A single on-axis pointing does not allow an estimate of the local background. We used the Rosat All Sky Survey based tool of the HEASARC web page to extract the sky background from the distance of 0.2–1.0° of the A 3112 center. We modeled the spectrum with a MEKAL + WABS(MEKAL + POW) model where the first MEKAL component is due to the Local Hot Bubble (T = 0.12 keV), and the second one (T = 0.42 keV) models the Galactic Halo. The abundances were kept in the solar values. POW is the power-law component modeling the Cosmic X-ray Background. We kept the photon index fixed to 1.41 as found in the measurements by De Luca et al. (2004).

In the spectral analysis, we multiplied the background model by the auxiliary response file produced assuming an uniform spatial distribution of the emission, relevant to the sky background. We scaled this model according to the size of the regions used to extract the A 3112 spectra and also considered the source_ratio_reg parameter which has been factored into the xissimarfgen-generated auxiliary response file (Ishisaki et al. 2008). The thus produced background emission prediction was added to the cluster emission prediction (which was produced using a separate auxiliary response file, see above) and the total emission was compared to the data in the fitting process.

In the 0.4–7.0 keV band in the 3–6 arcmin region of A 3112 the sky background remains below 10% of the cluster signal (see Fig. 1). Allowing a conservative 10% variability for the background due to statistical uncertainties of the RASS measurements yields a negligible 1% effect on the background-subtracted signal.

3.4. Point sources

The relatively large PSF of Suzaku causes the random point sources in the line of sight and the AGN embedded in the cluster to be confused with the cluster emission. Using the better spatially resolved data from the XMM-Newton satellite (see below) we estimated that the point source flux in the 3–6 arcmin annulus is below 0.1% of the cluster flux, i.e. negligible.

4. Results of the spectral analysis

4.1. Lower energy band cut-off effect

In order to examine the possible existence of an additional emission component, we first fitted the 3–6 arcmin spectrum with upper energy band cut-off at 7 keV and varying the lower energy cut-off from 2.5 keV to 0.4 keV. We fitted the data from the XIS1 separately and the data from the PN, MOS1 and MOS2 simultaneously.

• Dataset excerpt:
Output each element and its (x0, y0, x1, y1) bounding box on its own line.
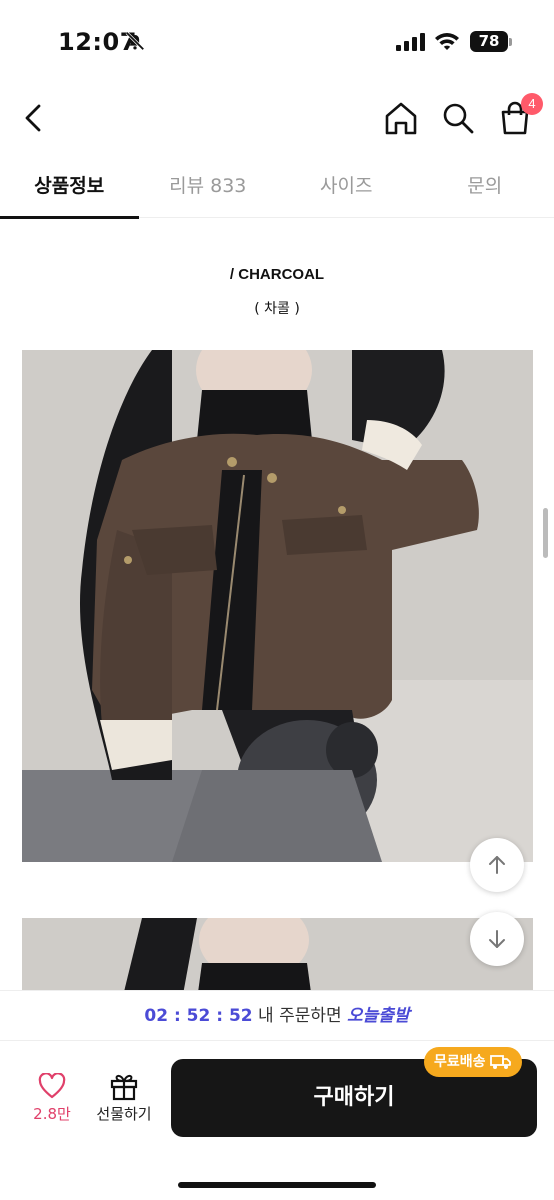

• Requirement:
Please list every numbered section heading that appears in the excerpt on the X-ray spectral analysis of A 3112, including each heading's number.

• Result for this task:
- 3.4. Point sources
- 4. Results of the spectral analysis
- 4.1. Lower energy band cut-off effect